--- Begin EXERCISE MATERIAL ---
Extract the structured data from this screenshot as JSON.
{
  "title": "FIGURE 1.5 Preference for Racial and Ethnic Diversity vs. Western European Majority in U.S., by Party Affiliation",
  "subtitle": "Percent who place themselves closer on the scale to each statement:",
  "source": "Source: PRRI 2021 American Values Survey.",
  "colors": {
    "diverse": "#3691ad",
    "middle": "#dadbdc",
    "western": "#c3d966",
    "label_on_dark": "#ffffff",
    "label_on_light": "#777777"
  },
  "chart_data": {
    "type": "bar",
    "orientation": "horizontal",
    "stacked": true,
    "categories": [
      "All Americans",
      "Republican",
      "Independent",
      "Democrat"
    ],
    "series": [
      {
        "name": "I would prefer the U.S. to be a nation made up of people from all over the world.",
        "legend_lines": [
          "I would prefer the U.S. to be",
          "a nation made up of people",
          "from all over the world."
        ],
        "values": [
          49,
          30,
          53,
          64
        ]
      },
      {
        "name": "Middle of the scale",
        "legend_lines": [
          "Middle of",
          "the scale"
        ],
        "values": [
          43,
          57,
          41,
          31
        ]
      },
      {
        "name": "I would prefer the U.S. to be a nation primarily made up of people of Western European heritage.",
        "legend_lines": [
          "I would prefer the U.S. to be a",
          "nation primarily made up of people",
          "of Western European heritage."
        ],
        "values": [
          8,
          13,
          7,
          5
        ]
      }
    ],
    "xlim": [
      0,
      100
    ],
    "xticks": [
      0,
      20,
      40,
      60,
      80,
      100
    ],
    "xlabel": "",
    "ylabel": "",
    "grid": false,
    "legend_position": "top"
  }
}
--- End EXERCISE MATERIAL ---
REQUIREMENTS: Quote every entry exactly.

FINISHED TASK:
Extract the structured data from this screenshot as JSON.
{
  "title": "FIGURE 1.5 Preference for Racial and Ethnic Diversity vs. Western European Majority in U.S., by Party Affiliation",
  "subtitle": "Percent who place themselves closer on the scale to each statement:",
  "source": "Source: PRRI 2021 American Values Survey.",
  "colors": {
    "diverse": "#3691ad",
    "middle": "#dadbdc",
    "western": "#c3d966",
    "label_on_dark": "#ffffff",
    "label_on_light": "#777777"
  },
  "chart_data": {
    "type": "bar",
    "orientation": "horizontal",
    "stacked": true,
    "categories": [
      "All Americans",
      "Republican",
      "Independent",
      "Democrat"
    ],
    "series": [
      {
        "name": "I would prefer the U.S. to be a nation made up of people from all over the world.",
        "legend_lines": [
          "I would prefer the U.S. to be",
          "a nation made up of people",
          "from all over the world."
        ],
        "values": [
          49,
          30,
          53,
          64
        ]
      },
      {
        "name": "Middle of the scale",
        "legend_lines": [
          "Middle of",
          "the scale"
        ],
        "values": [
          43,
          57,
          41,
          31
        ]
      },
      {
        "name": "I would prefer the U.S. to be a nation primarily made up of people of Western European heritage.",
        "legend_lines": [
          "I would prefer the U.S. to be a",
          "nation primarily made up of people",
          "of Western European heritage."
        ],
        "values": [
          8,
          13,
          7,
          5
        ]
      }
    ],
    "xlim": [
      0,
      100
    ],
    "xticks": [
      0,
      20,
      40,
      60,
      80,
      100
    ],
    "xlabel": "",
    "ylabel": "",
    "grid": false,
    "legend_position": "top"
  }
}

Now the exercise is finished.